>> start Provided data

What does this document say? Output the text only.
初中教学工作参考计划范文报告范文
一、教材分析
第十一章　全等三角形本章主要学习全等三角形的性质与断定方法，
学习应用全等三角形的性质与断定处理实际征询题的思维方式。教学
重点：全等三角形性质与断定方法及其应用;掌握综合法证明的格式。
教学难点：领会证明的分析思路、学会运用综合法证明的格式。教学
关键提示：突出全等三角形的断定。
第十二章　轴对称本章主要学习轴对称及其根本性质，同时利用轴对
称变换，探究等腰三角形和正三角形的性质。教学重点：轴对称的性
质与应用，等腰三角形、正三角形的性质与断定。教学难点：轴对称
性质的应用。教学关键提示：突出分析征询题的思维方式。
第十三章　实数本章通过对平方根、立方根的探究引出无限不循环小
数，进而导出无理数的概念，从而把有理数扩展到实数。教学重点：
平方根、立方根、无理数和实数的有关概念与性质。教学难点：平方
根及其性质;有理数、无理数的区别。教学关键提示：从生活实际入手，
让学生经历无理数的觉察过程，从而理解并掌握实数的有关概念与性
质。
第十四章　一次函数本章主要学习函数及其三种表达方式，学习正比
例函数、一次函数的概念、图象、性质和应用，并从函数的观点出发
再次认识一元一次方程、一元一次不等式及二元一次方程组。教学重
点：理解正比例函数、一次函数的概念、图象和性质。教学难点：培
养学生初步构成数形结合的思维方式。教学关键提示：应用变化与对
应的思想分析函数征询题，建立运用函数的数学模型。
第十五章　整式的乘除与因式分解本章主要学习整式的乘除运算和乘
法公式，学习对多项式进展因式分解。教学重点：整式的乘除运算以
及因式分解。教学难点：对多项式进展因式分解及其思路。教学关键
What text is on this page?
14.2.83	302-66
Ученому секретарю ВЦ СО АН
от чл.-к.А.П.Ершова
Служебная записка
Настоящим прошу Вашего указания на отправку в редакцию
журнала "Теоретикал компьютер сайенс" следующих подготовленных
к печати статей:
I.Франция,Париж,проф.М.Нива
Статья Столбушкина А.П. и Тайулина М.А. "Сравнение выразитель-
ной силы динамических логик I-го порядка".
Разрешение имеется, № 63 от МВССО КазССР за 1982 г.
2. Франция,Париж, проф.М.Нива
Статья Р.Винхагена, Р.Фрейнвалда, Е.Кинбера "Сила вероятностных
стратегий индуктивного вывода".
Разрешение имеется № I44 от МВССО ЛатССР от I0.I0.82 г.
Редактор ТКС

>> end Provided data

--- Stated task ---
Reproduce all of the records exactly.

--- Task response ---
What does this document say? Output the text only.
初中教学工作参考计划范文报告范文
一、教材分析
第十一章　全等三角形本章主要学习全等三角形的性质与断定方法，
学习应用全等三角形的性质与断定处理实际征询题的思维方式。教学
重点：全等三角形性质与断定方法及其应用;掌握综合法证明的格式。
教学难点：领会证明的分析思路、学会运用综合法证明的格式。教学
关键提示：突出全等三角形的断定。
第十二章　轴对称本章主要学习轴对称及其根本性质，同时利用轴对
称变换，探究等腰三角形和正三角形的性质。教学重点：轴对称的性
质与应用，等腰三角形、正三角形的性质与断定。教学难点：轴对称
性质的应用。教学关键提示：突出分析征询题的思维方式。
第十三章　实数本章通过对平方根、立方根的探究引出无限不循环小
数，进而导出无理数的概念，从而把有理数扩展到实数。教学重点：
平方根、立方根、无理数和实数的有关概念与性质。教学难点：平方
根及其性质;有理数、无理数的区别。教学关键提示：从生活实际入手，
让学生经历无理数的觉察过程，从而理解并掌握实数的有关概念与性
质。
第十四章　一次函数本章主要学习函数及其三种表达方式，学习正比
例函数、一次函数的概念、图象、性质和应用，并从函数的观点出发
再次认识一元一次方程、一元一次不等式及二元一次方程组。教学重
点：理解正比例函数、一次函数的概念、图象和性质。教学难点：培
养学生初步构成数形结合的思维方式。教学关键提示：应用变化与对
应的思想分析函数征询题，建立运用函数的数学模型。
第十五章　整式的乘除与因式分解本章主要学习整式的乘除运算和乘
法公式，学习对多项式进展因式分解。教学重点：整式的乘除运算以
及因式分解。教学难点：对多项式进展因式分解及其思路。教学关键
What text is on this page?
14.2.83	302-66
Ученому секретарю ВЦ СО АН
от чл.-к.А.П.Ершова
Служебная записка
Настоящим прошу Вашего указания на отправку в редакцию
журнала "Теоретикал компьютер сайенс" следующих подготовленных
к печати статей:
I.Франция,Париж,проф.М.Нива
Статья Столбушкина А.П. и Тайулина М.А. "Сравнение выразитель-
ной силы динамических логик I-го порядка".
Разрешение имеется, № 63 от МВССО КазССР за 1982 г.
2. Франция,Париж, проф.М.Нива
Статья Р.Винхагена, Р.Фрейнвалда, Е.Кинбера "Сила вероятностных
стратегий индуктивного вывода".
Разрешение имеется № I44 от МВССО ЛатССР от I0.I0.82 г.
Редактор ТКС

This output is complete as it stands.